WRITTEN REQUEST: Repeat, without any change, the entries presented below.

SUPPLIED RECORDS:

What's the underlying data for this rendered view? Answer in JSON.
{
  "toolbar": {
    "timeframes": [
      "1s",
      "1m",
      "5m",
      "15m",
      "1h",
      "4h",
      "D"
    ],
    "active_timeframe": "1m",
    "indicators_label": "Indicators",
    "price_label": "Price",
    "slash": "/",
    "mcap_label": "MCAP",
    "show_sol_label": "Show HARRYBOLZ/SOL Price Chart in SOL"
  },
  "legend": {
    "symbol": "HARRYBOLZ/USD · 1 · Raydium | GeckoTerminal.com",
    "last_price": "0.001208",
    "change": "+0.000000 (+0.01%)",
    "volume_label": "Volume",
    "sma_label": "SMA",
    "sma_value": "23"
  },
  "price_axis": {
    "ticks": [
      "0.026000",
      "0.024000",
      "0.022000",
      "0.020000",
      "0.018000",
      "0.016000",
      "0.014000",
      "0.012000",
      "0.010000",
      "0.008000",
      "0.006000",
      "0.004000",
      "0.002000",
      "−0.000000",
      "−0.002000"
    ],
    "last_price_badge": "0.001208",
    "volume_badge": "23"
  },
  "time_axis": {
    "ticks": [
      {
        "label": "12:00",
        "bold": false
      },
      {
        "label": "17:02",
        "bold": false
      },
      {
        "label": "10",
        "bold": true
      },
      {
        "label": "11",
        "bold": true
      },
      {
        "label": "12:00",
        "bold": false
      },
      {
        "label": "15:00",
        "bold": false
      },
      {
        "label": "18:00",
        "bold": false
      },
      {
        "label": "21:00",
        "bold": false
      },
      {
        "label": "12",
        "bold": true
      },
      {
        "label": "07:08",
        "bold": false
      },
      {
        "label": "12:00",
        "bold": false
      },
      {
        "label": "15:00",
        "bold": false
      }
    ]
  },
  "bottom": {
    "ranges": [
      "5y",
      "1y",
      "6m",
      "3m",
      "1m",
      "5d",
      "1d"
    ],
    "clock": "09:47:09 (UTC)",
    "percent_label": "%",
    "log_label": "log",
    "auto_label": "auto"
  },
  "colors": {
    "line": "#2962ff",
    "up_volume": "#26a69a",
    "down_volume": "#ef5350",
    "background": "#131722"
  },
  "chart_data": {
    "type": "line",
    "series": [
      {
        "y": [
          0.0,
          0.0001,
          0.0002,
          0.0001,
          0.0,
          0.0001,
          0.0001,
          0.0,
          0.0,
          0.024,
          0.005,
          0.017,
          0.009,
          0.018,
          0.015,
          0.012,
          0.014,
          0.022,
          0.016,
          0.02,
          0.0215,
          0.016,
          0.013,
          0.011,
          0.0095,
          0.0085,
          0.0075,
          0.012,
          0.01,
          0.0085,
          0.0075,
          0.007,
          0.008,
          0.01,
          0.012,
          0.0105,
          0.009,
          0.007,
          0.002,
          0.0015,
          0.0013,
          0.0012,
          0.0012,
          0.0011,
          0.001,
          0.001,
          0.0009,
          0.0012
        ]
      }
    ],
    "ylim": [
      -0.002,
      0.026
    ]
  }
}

ANSWER TO THIS TASK:
What's the underlying data for this rendered view? Answer in JSON.
{
  "toolbar": {
    "timeframes": [
      "1s",
      "1m",
      "5m",
      "15m",
      "1h",
      "4h",
      "D"
    ],
    "active_timeframe": "1m",
    "indicators_label": "Indicators",
    "price_label": "Price",
    "slash": "/",
    "mcap_label": "MCAP",
    "show_sol_label": "Show HARRYBOLZ/SOL Price Chart in SOL"
  },
  "legend": {
    "symbol": "HARRYBOLZ/USD · 1 · Raydium | GeckoTerminal.com",
    "last_price": "0.001208",
    "change": "+0.000000 (+0.01%)",
    "volume_label": "Volume",
    "sma_label": "SMA",
    "sma_value": "23"
  },
  "price_axis": {
    "ticks": [
      "0.026000",
      "0.024000",
      "0.022000",
      "0.020000",
      "0.018000",
      "0.016000",
      "0.014000",
      "0.012000",
      "0.010000",
      "0.008000",
      "0.006000",
      "0.004000",
      "0.002000",
      "−0.000000",
      "−0.002000"
    ],
    "last_price_badge": "0.001208",
    "volume_badge": "23"
  },
  "time_axis": {
    "ticks": [
      {
        "label": "12:00",
        "bold": false
      },
      {
        "label": "17:02",
        "bold": false
      },
      {
        "label": "10",
        "bold": true
      },
      {
        "label": "11",
        "bold": true
      },
      {
        "label": "12:00",
        "bold": false
      },
      {
        "label": "15:00",
        "bold": false
      },
      {
        "label": "18:00",
        "bold": false
      },
      {
        "label": "21:00",
        "bold": false
      },
      {
        "label": "12",
        "bold": true
      },
      {
        "label": "07:08",
        "bold": false
      },
      {
        "label": "12:00",
        "bold": false
      },
      {
        "label": "15:00",
        "bold": false
      }
    ]
  },
  "bottom": {
    "ranges": [
      "5y",
      "1y",
      "6m",
      "3m",
      "1m",
      "5d",
      "1d"
    ],
    "clock": "09:47:09 (UTC)",
    "percent_label": "%",
    "log_label": "log",
    "auto_label": "auto"
  },
  "colors": {
    "line": "#2962ff",
    "up_volume": "#26a69a",
    "down_volume": "#ef5350",
    "background": "#131722"
  },
  "chart_data": {
    "type": "line",
    "series": [
      {
        "y": [
          0.0,
          0.0001,
          0.0002,
          0.0001,
          0.0,
          0.0001,
          0.0001,
          0.0,
          0.0,
          0.024,
          0.005,
          0.017,
          0.009,
          0.018,
          0.015,
          0.012,
          0.014,
          0.022,
          0.016,
          0.02,
          0.0215,
          0.016,
          0.013,
          0.011,
          0.0095,
          0.0085,
          0.0075,
          0.012,
          0.01,
          0.0085,
          0.0075,
          0.007,
          0.008,
          0.01,
          0.012,
          0.0105,
          0.009,
          0.007,
          0.002,
          0.0015,
          0.0013,
          0.0012,
          0.0012,
          0.0011,
          0.001,
          0.001,
          0.0009,
          0.0012
        ]
      }
    ],
    "ylim": [
      -0.002,
      0.026
    ]
  }
}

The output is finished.